### Instructions for the task
Extract the full set of records that follows, word for word.

### Data excerpts

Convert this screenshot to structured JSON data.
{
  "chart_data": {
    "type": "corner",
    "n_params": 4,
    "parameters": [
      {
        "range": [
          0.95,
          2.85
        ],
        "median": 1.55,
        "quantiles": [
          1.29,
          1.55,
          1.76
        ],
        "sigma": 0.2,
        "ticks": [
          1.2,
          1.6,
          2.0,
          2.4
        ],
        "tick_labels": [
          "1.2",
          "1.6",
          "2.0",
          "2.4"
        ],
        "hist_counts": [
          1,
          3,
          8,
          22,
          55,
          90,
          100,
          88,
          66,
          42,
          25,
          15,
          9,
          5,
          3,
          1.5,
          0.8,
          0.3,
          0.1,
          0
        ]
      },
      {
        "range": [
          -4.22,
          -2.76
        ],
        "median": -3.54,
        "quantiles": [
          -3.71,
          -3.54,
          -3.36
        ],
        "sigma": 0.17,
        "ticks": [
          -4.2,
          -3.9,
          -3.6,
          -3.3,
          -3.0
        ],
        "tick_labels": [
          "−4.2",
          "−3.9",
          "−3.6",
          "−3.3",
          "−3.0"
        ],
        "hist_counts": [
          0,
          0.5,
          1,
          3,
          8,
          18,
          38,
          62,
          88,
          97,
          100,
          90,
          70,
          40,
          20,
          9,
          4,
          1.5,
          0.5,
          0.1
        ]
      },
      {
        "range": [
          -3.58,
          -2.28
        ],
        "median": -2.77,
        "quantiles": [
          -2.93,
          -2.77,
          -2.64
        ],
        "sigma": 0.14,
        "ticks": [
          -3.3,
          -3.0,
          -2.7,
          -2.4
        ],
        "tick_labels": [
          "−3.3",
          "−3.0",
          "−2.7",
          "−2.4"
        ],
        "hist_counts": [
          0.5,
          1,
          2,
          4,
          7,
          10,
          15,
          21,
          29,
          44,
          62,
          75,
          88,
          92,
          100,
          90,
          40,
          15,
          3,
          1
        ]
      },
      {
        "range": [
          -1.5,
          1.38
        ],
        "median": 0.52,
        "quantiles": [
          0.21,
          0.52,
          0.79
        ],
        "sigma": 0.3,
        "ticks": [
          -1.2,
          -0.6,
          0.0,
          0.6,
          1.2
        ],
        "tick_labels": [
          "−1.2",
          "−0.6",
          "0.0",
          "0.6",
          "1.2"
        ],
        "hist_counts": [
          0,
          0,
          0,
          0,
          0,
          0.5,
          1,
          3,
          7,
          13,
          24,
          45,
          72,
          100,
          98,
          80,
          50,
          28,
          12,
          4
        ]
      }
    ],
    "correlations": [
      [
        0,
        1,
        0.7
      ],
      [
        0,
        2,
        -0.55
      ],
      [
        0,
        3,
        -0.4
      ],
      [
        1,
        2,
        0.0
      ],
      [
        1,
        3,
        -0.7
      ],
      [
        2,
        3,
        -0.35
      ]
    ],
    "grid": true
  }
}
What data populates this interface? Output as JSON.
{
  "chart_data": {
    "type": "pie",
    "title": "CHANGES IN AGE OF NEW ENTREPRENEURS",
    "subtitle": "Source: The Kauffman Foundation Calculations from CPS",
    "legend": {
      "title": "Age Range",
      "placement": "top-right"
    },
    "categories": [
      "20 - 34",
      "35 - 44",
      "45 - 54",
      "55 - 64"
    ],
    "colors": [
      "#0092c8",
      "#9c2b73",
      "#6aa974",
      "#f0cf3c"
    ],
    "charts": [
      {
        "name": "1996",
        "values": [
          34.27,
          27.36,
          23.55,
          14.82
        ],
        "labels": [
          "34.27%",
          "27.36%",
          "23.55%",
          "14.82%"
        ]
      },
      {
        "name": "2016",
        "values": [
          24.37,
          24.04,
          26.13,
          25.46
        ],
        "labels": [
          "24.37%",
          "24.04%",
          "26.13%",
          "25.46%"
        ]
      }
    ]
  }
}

### Answer to this task
Convert this screenshot to structured JSON data.
{
  "chart_data": {
    "type": "corner",
    "n_params": 4,
    "parameters": [
      {
        "range": [
          0.95,
          2.85
        ],
        "median": 1.55,
        "quantiles": [
          1.29,
          1.55,
          1.76
        ],
        "sigma": 0.2,
        "ticks": [
          1.2,
          1.6,
          2.0,
          2.4
        ],
        "tick_labels": [
          "1.2",
          "1.6",
          "2.0",
          "2.4"
        ],
        "hist_counts": [
          1,
          3,
          8,
          22,
          55,
          90,
          100,
          88,
          66,
          42,
          25,
          15,
          9,
          5,
          3,
          1.5,
          0.8,
          0.3,
          0.1,
          0
        ]
      },
      {
        "range": [
          -4.22,
          -2.76
        ],
        "median": -3.54,
        "quantiles": [
          -3.71,
          -3.54,
          -3.36
        ],
        "sigma": 0.17,
        "ticks": [
          -4.2,
          -3.9,
          -3.6,
          -3.3,
          -3.0
        ],
        "tick_labels": [
          "−4.2",
          "−3.9",
          "−3.6",
          "−3.3",
          "−3.0"
        ],
        "hist_counts": [
          0,
          0.5,
          1,
          3,
          8,
          18,
          38,
          62,
          88,
          97,
          100,
          90,
          70,
          40,
          20,
          9,
          4,
          1.5,
          0.5,
          0.1
        ]
      },
      {
        "range": [
          -3.58,
          -2.28
        ],
        "median": -2.77,
        "quantiles": [
          -2.93,
          -2.77,
          -2.64
        ],
        "sigma": 0.14,
        "ticks": [
          -3.3,
          -3.0,
          -2.7,
          -2.4
        ],
        "tick_labels": [
          "−3.3",
          "−3.0",
          "−2.7",
          "−2.4"
        ],
        "hist_counts": [
          0.5,
          1,
          2,
          4,
          7,
          10,
          15,
          21,
          29,
          44,
          62,
          75,
          88,
          92,
          100,
          90,
          40,
          15,
          3,
          1
        ]
      },
      {
        "range": [
          -1.5,
          1.38
        ],
        "median": 0.52,
        "quantiles": [
          0.21,
          0.52,
          0.79
        ],
        "sigma": 0.3,
        "ticks": [
          -1.2,
          -0.6,
          0.0,
          0.6,
          1.2
        ],
        "tick_labels": [
          "−1.2",
          "−0.6",
          "0.0",
          "0.6",
          "1.2"
        ],
        "hist_counts": [
          0,
          0,
          0,
          0,
          0,
          0.5,
          1,
          3,
          7,
          13,
          24,
          45,
          72,
          100,
          98,
          80,
          50,
          28,
          12,
          4
        ]
      }
    ],
    "correlations": [
      [
        0,
        1,
        0.7
      ],
      [
        0,
        2,
        -0.55
      ],
      [
        0,
        3,
        -0.4
      ],
      [
        1,
        2,
        0.0
      ],
      [
        1,
        3,
        -0.7
      ],
      [
        2,
        3,
        -0.35
      ]
    ],
    "grid": true
  }
}
What data populates this interface? Output as JSON.
{
  "chart_data": {
    "type": "pie",
    "title": "CHANGES IN AGE OF NEW ENTREPRENEURS",
    "subtitle": "Source: The Kauffman Foundation Calculations from CPS",
    "legend": {
      "title": "Age Range",
      "placement": "top-right"
    },
    "categories": [
      "20 - 34",
      "35 - 44",
      "45 - 54",
      "55 - 64"
    ],
    "colors": [
      "#0092c8",
      "#9c2b73",
      "#6aa974",
      "#f0cf3c"
    ],
    "charts": [
      {
        "name": "1996",
        "values": [
          34.27,
          27.36,
          23.55,
          14.82
        ],
        "labels": [
          "34.27%",
          "27.36%",
          "23.55%",
          "14.82%"
        ]
      },
      {
        "name": "2016",
        "values": [
          24.37,
          24.04,
          26.13,
          25.46
        ],
        "labels": [
          "24.37%",
          "24.04%",
          "26.13%",
          "25.46%"
        ]
      }
    ]
  }
}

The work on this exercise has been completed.